# [What to produce]
Filter the entries that follow, copying every line in which the word "warning" appears.

★ ★ ★ ★ ★

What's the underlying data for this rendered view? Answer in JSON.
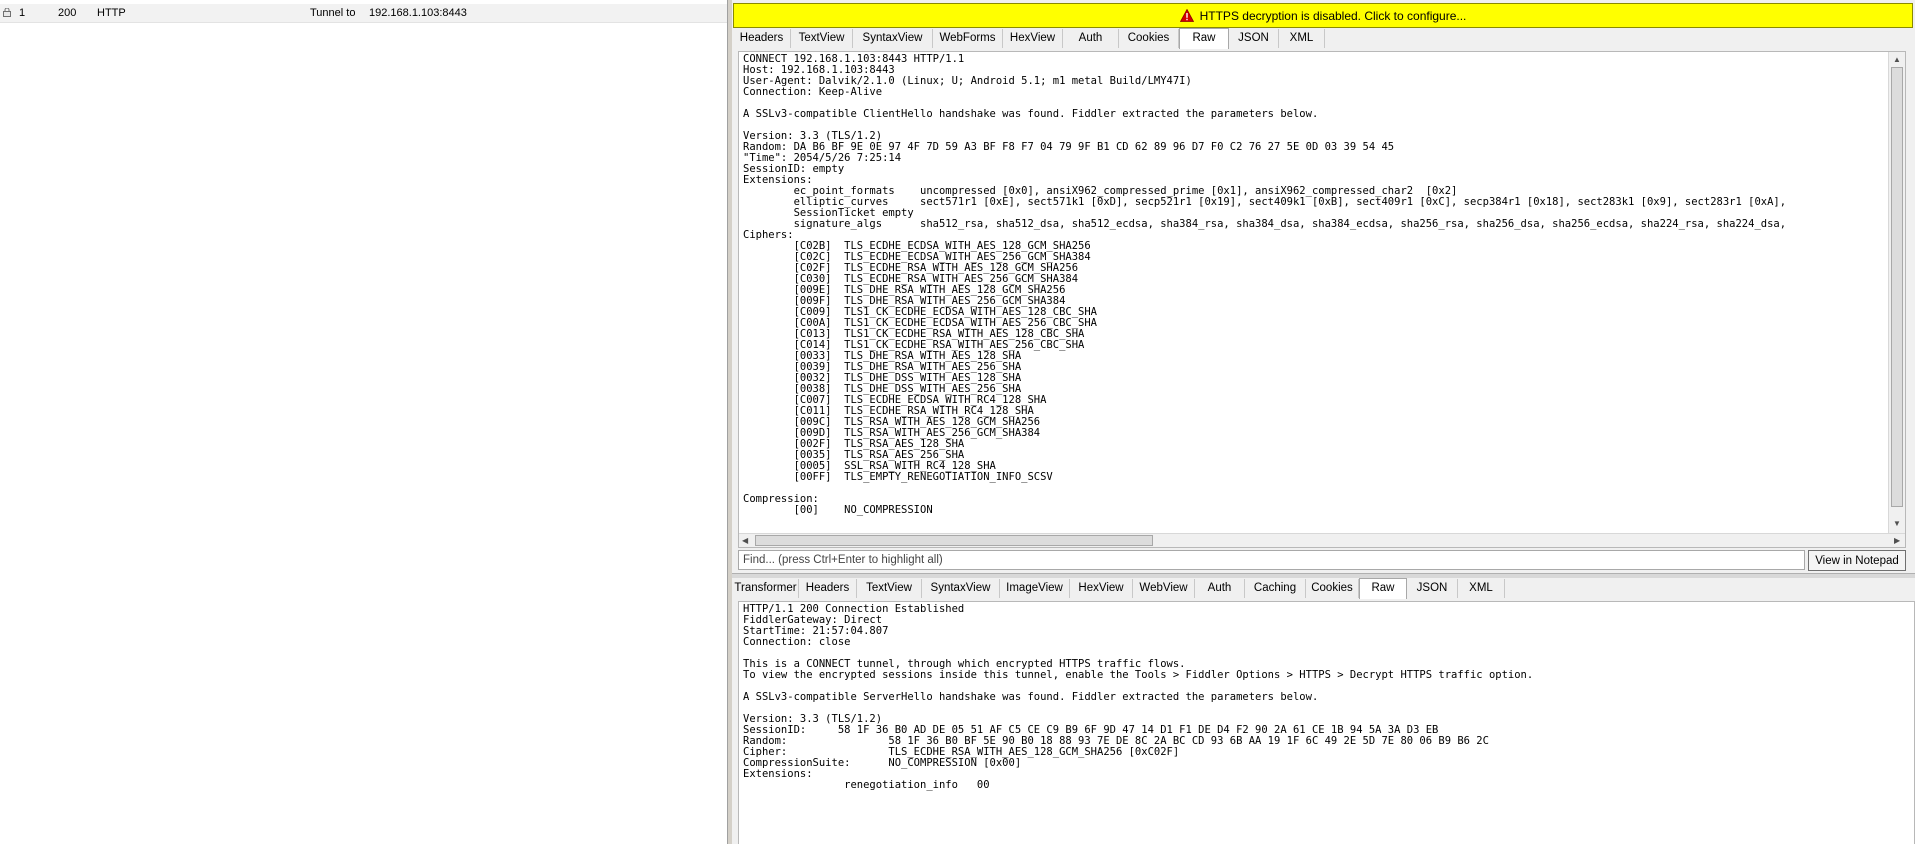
{
  "sessions": [
    {
      "num": "1",
      "result": "200",
      "protocol": "HTTP",
      "host": "Tunnel to",
      "url": "192.168.1.103:8443"
    }
  ],
  "banner": {
    "text": "HTTPS decryption is disabled. Click to configure...",
    "color": "#ffff00",
    "icon": "warning-icon"
  },
  "request": {
    "tabs": [
      "Headers",
      "TextView",
      "SyntaxView",
      "WebForms",
      "HexView",
      "Auth",
      "Cookies",
      "Raw",
      "JSON",
      "XML"
    ],
    "active_tab": "Raw",
    "lines": [
      "CONNECT 192.168.1.103:8443 HTTP/1.1",
      "Host: 192.168.1.103:8443",
      "User-Agent: Dalvik/2.1.0 (Linux; U; Android 5.1; m1 metal Build/LMY47I)",
      "Connection: Keep-Alive",
      "",
      "A SSLv3-compatible ClientHello handshake was found. Fiddler extracted the parameters below.",
      "",
      "Version: 3.3 (TLS/1.2)",
      "Random: DA B6 BF 9E 0E 97 4F 7D 59 A3 BF F8 F7 04 79 9F B1 CD 62 89 96 D7 F0 C2 76 27 5E 0D 03 39 54 45",
      "\"Time\": 2054/5/26 7:25:14",
      "SessionID: empty",
      "Extensions:",
      "        ec_point_formats    uncompressed [0x0], ansiX962_compressed_prime [0x1], ansiX962_compressed_char2  [0x2]",
      "        elliptic_curves     sect571r1 [0xE], sect571k1 [0xD], secp521r1 [0x19], sect409k1 [0xB], sect409r1 [0xC], secp384r1 [0x18], sect283k1 [0x9], sect283r1 [0xA],",
      "        SessionTicket empty",
      "        signature_algs      sha512_rsa, sha512_dsa, sha512_ecdsa, sha384_rsa, sha384_dsa, sha384_ecdsa, sha256_rsa, sha256_dsa, sha256_ecdsa, sha224_rsa, sha224_dsa,",
      "Ciphers:",
      "        [C02B]  TLS_ECDHE_ECDSA_WITH_AES_128_GCM_SHA256",
      "        [C02C]  TLS_ECDHE_ECDSA_WITH_AES_256_GCM_SHA384",
      "        [C02F]  TLS_ECDHE_RSA_WITH_AES_128_GCM_SHA256",
      "        [C030]  TLS_ECDHE_RSA_WITH_AES_256_GCM_SHA384",
      "        [009E]  TLS_DHE_RSA_WITH_AES_128_GCM_SHA256",
      "        [009F]  TLS_DHE_RSA_WITH_AES_256_GCM_SHA384",
      "        [C009]  TLS1_CK_ECDHE_ECDSA_WITH_AES_128_CBC_SHA",
      "        [C00A]  TLS1_CK_ECDHE_ECDSA_WITH_AES_256_CBC_SHA",
      "        [C013]  TLS1_CK_ECDHE_RSA_WITH_AES_128_CBC_SHA",
      "        [C014]  TLS1_CK_ECDHE_RSA_WITH_AES_256_CBC_SHA",
      "        [0033]  TLS_DHE_RSA_WITH_AES_128_SHA",
      "        [0039]  TLS_DHE_RSA_WITH_AES_256_SHA",
      "        [0032]  TLS_DHE_DSS_WITH_AES_128_SHA",
      "        [0038]  TLS_DHE_DSS_WITH_AES_256_SHA",
      "        [C007]  TLS_ECDHE_ECDSA_WITH_RC4_128_SHA",
      "        [C011]  TLS_ECDHE_RSA_WITH_RC4_128_SHA",
      "        [009C]  TLS_RSA_WITH_AES_128_GCM_SHA256",
      "        [009D]  TLS_RSA_WITH_AES_256_GCM_SHA384",
      "        [002F]  TLS_RSA_AES_128_SHA",
      "        [0035]  TLS_RSA_AES_256_SHA",
      "        [0005]  SSL_RSA_WITH_RC4_128_SHA",
      "        [00FF]  TLS_EMPTY_RENEGOTIATION_INFO_SCSV",
      "",
      "Compression:",
      "        [00]    NO_COMPRESSION"
    ],
    "find_placeholder": "Find... (press Ctrl+Enter to highlight all)",
    "notepad_label": "View in Notepad"
  },
  "response": {
    "tabs": [
      "Transformer",
      "Headers",
      "TextView",
      "SyntaxView",
      "ImageView",
      "HexView",
      "WebView",
      "Auth",
      "Caching",
      "Cookies",
      "Raw",
      "JSON",
      "XML"
    ],
    "active_tab": "Raw",
    "lines": [
      "HTTP/1.1 200 Connection Established",
      "FiddlerGateway: Direct",
      "StartTime: 21:57:04.807",
      "Connection: close",
      "",
      "This is a CONNECT tunnel, through which encrypted HTTPS traffic flows.",
      "To view the encrypted sessions inside this tunnel, enable the Tools > Fiddler Options > HTTPS > Decrypt HTTPS traffic option.",
      "",
      "A SSLv3-compatible ServerHello handshake was found. Fiddler extracted the parameters below.",
      "",
      "Version: 3.3 (TLS/1.2)",
      "SessionID:     58 1F 36 B0 AD DE 05 51 AF C5 CE C9 B9 6F 9D 47 14 D1 F1 DE D4 F2 90 2A 61 CE 1B 94 5A 3A D3 EB",
      "Random:                58 1F 36 B0 BF 5E 90 B0 18 88 93 7E DE 8C 2A BC CD 93 6B AA 19 1F 6C 49 2E 5D 7E 80 06 B9 B6 2C",
      "Cipher:                TLS_ECDHE_RSA_WITH_AES_128_GCM_SHA256 [0xC02F]",
      "CompressionSuite:      NO_COMPRESSION [0x00]",
      "Extensions:",
      "                renegotiation_info   00"
    ]
  }
}
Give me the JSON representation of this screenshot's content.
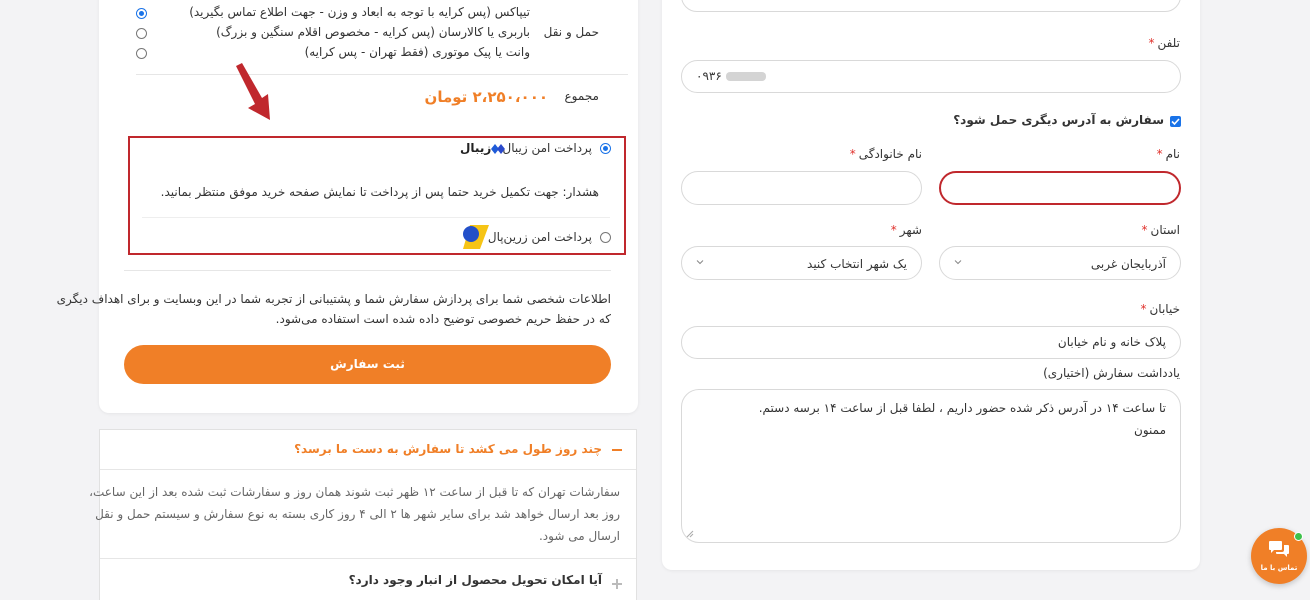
{
  "shipping": {
    "label": "حمل و نقل",
    "options": [
      {
        "label": "تیپاکس (پس کرایه با توجه به ابعاد و وزن - جهت اطلاع تماس بگیرید)",
        "selected": true
      },
      {
        "label": "باربری یا کالارسان (پس کرایه - مخصوص اقلام سنگین و بزرگ)",
        "selected": false
      },
      {
        "label": "وانت یا پیک موتوری (فقط تهران - پس کرایه)",
        "selected": false
      }
    ]
  },
  "total": {
    "label": "مجموع",
    "value": "۲،۲۵۰،۰۰۰ تومان"
  },
  "payment": {
    "zibal": {
      "label": "پرداخت امن زیبال",
      "logo_text": "زیبال",
      "selected": true
    },
    "warning": "هشدار: جهت تکمیل خرید حتما پس از پرداخت تا نمایش صفحه خرید موفق منتظر بمانید.",
    "zarinpal": {
      "label": "پرداخت امن زرین‌پال",
      "selected": false
    }
  },
  "privacy_text_line1": "اطلاعات شخصی شما برای پردازش سفارش شما و پشتیبانی از تجربه شما در این وبسایت و برای اهداف دیگری",
  "privacy_text_line2": "که در حفظ حریم خصوصی توضیح داده شده است استفاده می‌شود.",
  "order_button": "ثبت سفارش",
  "faq": [
    {
      "question": "چند روز طول می کشد تا سفارش به دست ما برسد؟",
      "expanded": true,
      "answer_lines": [
        "سفارشات تهران که تا قبل از ساعت ۱۲ ظهر ثبت شوند همان روز و سفارشات ثبت شده بعد از این ساعت،",
        "روز بعد ارسال خواهد شد برای سایر شهر ها ۲ الی ۴ روز کاری بسته به نوع سفارش و سیستم حمل و نقل",
        "ارسال می شود."
      ]
    },
    {
      "question": "آیا امکان تحویل محصول از انبار وجود دارد؟",
      "expanded": false
    }
  ],
  "form": {
    "phone_label": "تلفن",
    "phone_value": "۰۹۳۶",
    "ship_other_label": "سفارش به آدرس دیگری حمل شود؟",
    "ship_other_checked": true,
    "first_name_label": "نام",
    "first_name_value": "",
    "last_name_label": "نام خانوادگی",
    "last_name_value": "",
    "province_label": "استان",
    "province_value": "آذربایجان غربی",
    "city_label": "شهر",
    "city_value": "یک شهر انتخاب کنید",
    "street_label": "خیابان",
    "street_placeholder": "پلاک خانه و نام خیابان",
    "notes_label": "یادداشت سفارش (اختیاری)",
    "notes_line1": "تا ساعت ۱۴ در آدرس ذکر شده حضور داریم ، لطفا قبل از ساعت ۱۴ برسه دستم.",
    "notes_line2": "ممنون",
    "required_mark": "*"
  },
  "chat": {
    "label": "تماس با ما"
  },
  "colors": {
    "accent": "#f07f27",
    "highlight_border": "#c0282d",
    "link_blue": "#1a73e8"
  }
}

★ ★ ★ ★ ★

# [Answer for this exercise]
    "icon": "warning-icon"
    "warning": "هشدار: جهت تکمیل خرید حتما پس از پرداخت تا نمایش صفحه خرید موفق منتظر بمانید.",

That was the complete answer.